___ EXERCISE MATERIALS ___

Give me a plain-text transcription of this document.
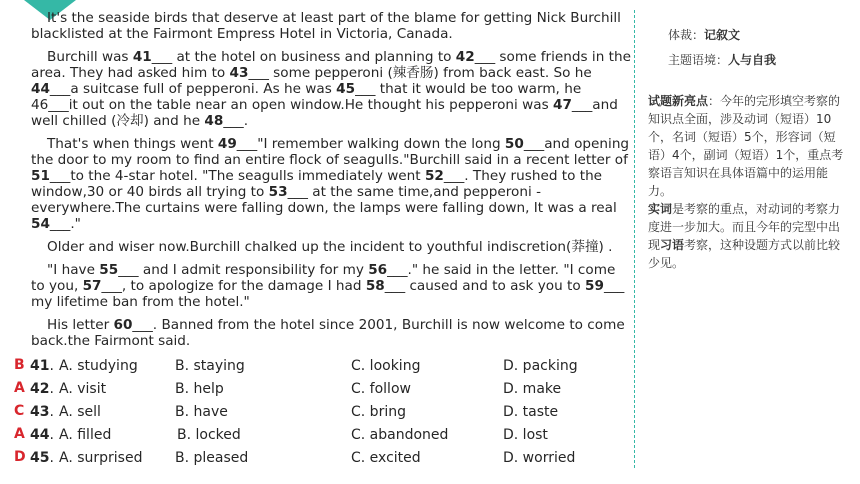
It's the seaside birds that deserve at least part of the blame for getting Nick Burchill blacklisted at the Fairmont Empress Hotel in Victoria, Canada.

Burchill was 41___ at the hotel on business and planning to 42___ some friends in the area. They had asked him to 43___ some pepperoni (辣香肠) from back east. So he 44___a suitcase full of pepperoni. As he was 45___ that it would be too warm, he 46___it out on the table near an open window.He thought his pepperoni was 47___and well chilled (冷却) and he 48___.

That's when things went 49___"I remember walking down the long 50___and opening the door to my room to find an entire flock of seagulls."Burchill said in a recent letter of 51___to the 4-star hotel. "The seagulls immediately went 52___. They rushed to the window,30 or 40 birds all trying to 53___ at the same time,and pepperoni - everywhere.The curtains were falling down, the lamps were falling down, It was a real 54___."

Older and wiser now.Burchill chalked up the incident to youthful indiscretion(莽撞) .

"I have 55___ and I admit responsibility for my 56___." he said in the letter. "I come to you, 57___, to apologize for the damage I had 58___ caused and to ask you to 59___ my lifetime ban from the hotel."

His letter 60___. Banned from the hotel since 2001, Burchill is now welcome to come back.the Fairmont said.

B 41. A. studying	B. staying	C. looking	D. packing
A 42. A. visit	B. help	C. follow	D. make
C 43. A. sell	B. have	C. bring	D. taste
A 44. A. filled	B. locked	C. abandoned	D. lost
D 45. A. surprised B. pleased	C. excited	D. worried
体裁：记叙文
主题语境：人与自我
试题新亮点：今年的完形填空考察的知识点全面，涉及动词（短语）10个，名词（短语）5个，形容词（短语）4个，副词（短语）1个，重点考察语言知识在具体语篇中的运用能力。
实词是考察的重点，对动词的考察力度进一步加大。而且今年的完型中出现习语考察，这种设题方式以前比较少见。
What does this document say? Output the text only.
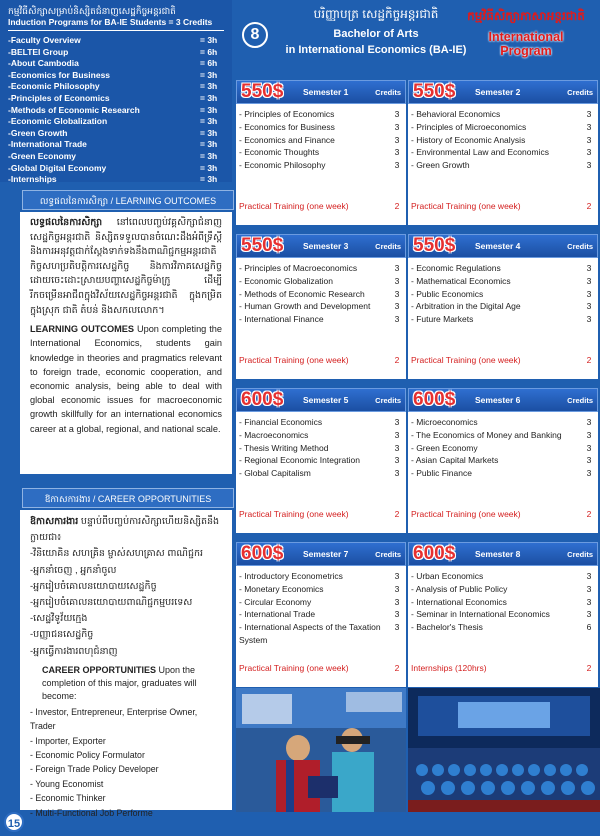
កម្មវិធីសិក្សាសម្រាប់និស្សិតជំនាញសេដ្ឋកិច្ចអន្តរជាតិ
Induction Programs for BA-IE Students = 3 Credits
-Faculty Overview	= 3h
-BELTEI Group	= 6h
-About Cambodia	= 6h
-Economics for Business	= 3h
-Economic Philosophy	= 3h
-Principles of Economics	= 3h
-Methods of Economic Research	= 3h
-Economic Globalization	= 3h
-Green Growth	= 3h
-International Trade	= 3h
-Green Economy	= 3h
-Global Digital Economy	= 3h
-Internships	= 3h
លទ្ធផលនៃការសិក្សា / LEARNING OUTCOMES

លទ្ធផលនៃការសិក្សា នៅពេលបញ្ចប់វគ្គសិក្សាជំនាញសេដ្ឋកិច្ចអន្តរជាតិ និស្សិតទទួលបានចំណេះដឹងអំពីទ្រឹស្តី និងការអនុវត្តជាក់ស្តែងទាក់ទងនឹងពាណិជ្ជកម្មអន្តរជាតិ កិច្ចសហប្រតិបត្តិការសេដ្ឋកិច្ច និងការវិភាគសេដ្ឋកិច្ច ដោយចេះដោះស្រាយបញ្ហាសេដ្ឋកិច្ចម៉ាក្រូ ដើម្បីរីកចម្រើនអាជីពក្នុងវិស័យសេដ្ឋកិច្ចអន្តរជាតិ ក្នុងកម្រិតក្នុងស្រុក ជាតិ តំបន់ និងសកលលោក។

LEARNING OUTCOMES Upon completing the International Economics, students gain knowledge in theories and pragmatics relevant to foreign trade, economic cooperation, and economic analysis, being able to deal with global economic issues for macroeconomic growth skillfully for an international economics career at a global, regional, and national scale.

ឱកាសការងារ / CAREER OPPORTUNITIES

ឱកាសការងារ បន្ទាប់ពីបញ្ចប់ការសិក្សាហើយនិស្សិតនឹងក្លាយជា៖

-វិនិយោគិន សហគ្រិន ម្ចាស់សហគ្រាស ពាណិជ្ជករ
-អ្នកនាំចេញ , អ្នកនាំចូល
-អ្នករៀបចំគោលនយោបាយសេដ្ឋកិច្ច
-អ្នករៀបចំគោលនយោបាយពាណិជ្ជកម្មបរទេស
-សេដ្ឋវិទូវ័យក្មេង
-បញ្ញាជនសេដ្ឋកិច្ច
-អ្នកធ្វើការងារពហុជំនាញ

CAREER OPPORTUNITIES Upon the completion of this major, graduates will become:

- Investor, Entrepreneur, Enterprise Owner, Trader
- Importer, Exporter
- Economic Policy Formulator
- Foreign Trade Policy Developer
- Young Economist
- Economic Thinker
- Multi-Functional Job Performe
15
8
បរិញ្ញាបត្រ សេដ្ឋកិច្ចអន្តរជាតិ
Bachelor of Arts
in International Economics (BA-IE)
កម្មវិធីសិក្សាភាសាអន្តរជាតិ
International
Program
550$	Semester 1	Credits
- Principles of Economics	3
- Economics for Business	3
- Economics and Finance	3
- Economic Thoughts	3
- Economic Philosophy	3
Practical Training (one week)	2
550$	Semester 2	Credits
- Behavioral Economics	3
- Principles of Microeconomics	3
- History of Economic Analysis	3
- Environmental Law and Economics	3
- Green Growth	3
Practical Training (one week)	2
550$	Semester 3	Credits
- Principles of Macroeconomics	3
- Economic Globalization	3
- Methods of Economic Research	3
- Human Growth and Development	3
- International Finance	3
Practical Training (one week)	2
550$	Semester 4	Credits
- Economic Regulations	3
- Mathematical Economics	3
- Public Economics	3
- Arbitration in the Digital Age	3
- Future Markets	3
Practical Training (one week)	2
600$	Semester 5	Credits
- Financial Economics	3
- Macroeconomics	3
- Thesis Writing Method	3
- Regional Economic Integration	3
- Global Capitalism	3
Practical Training (one week)	2
600$	Semester 6	Credits
- Microeconomics	3
- The Economics of Money and Banking	3
- Green Economy	3
- Asian Capital Markets	3
- Public Finance	3
Practical Training (one week)	2
600$	Semester 7	Credits
- Introductory Econometrics	3
- Monetary Economics	3
- Circular Economy	3
- International Trade	3
- International Aspects of the Taxation System
3
Practical Training (one week)	2
600$	Semester 8	Credits
- Urban Economics	3
- Analysis of Public Policy	3
- International Economics	3
- Seminar in International Economics	3
- Bachelor's Thesis	6
Internships (120hrs)	2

___

> _WORK REQUIRED_
In the entries above, find each line with the string "Digital" and copy it.

> _ANSWER TO THIS PROBLEM_
-Global Digital Economy	= 3h
- Arbitration in the Digital Age	3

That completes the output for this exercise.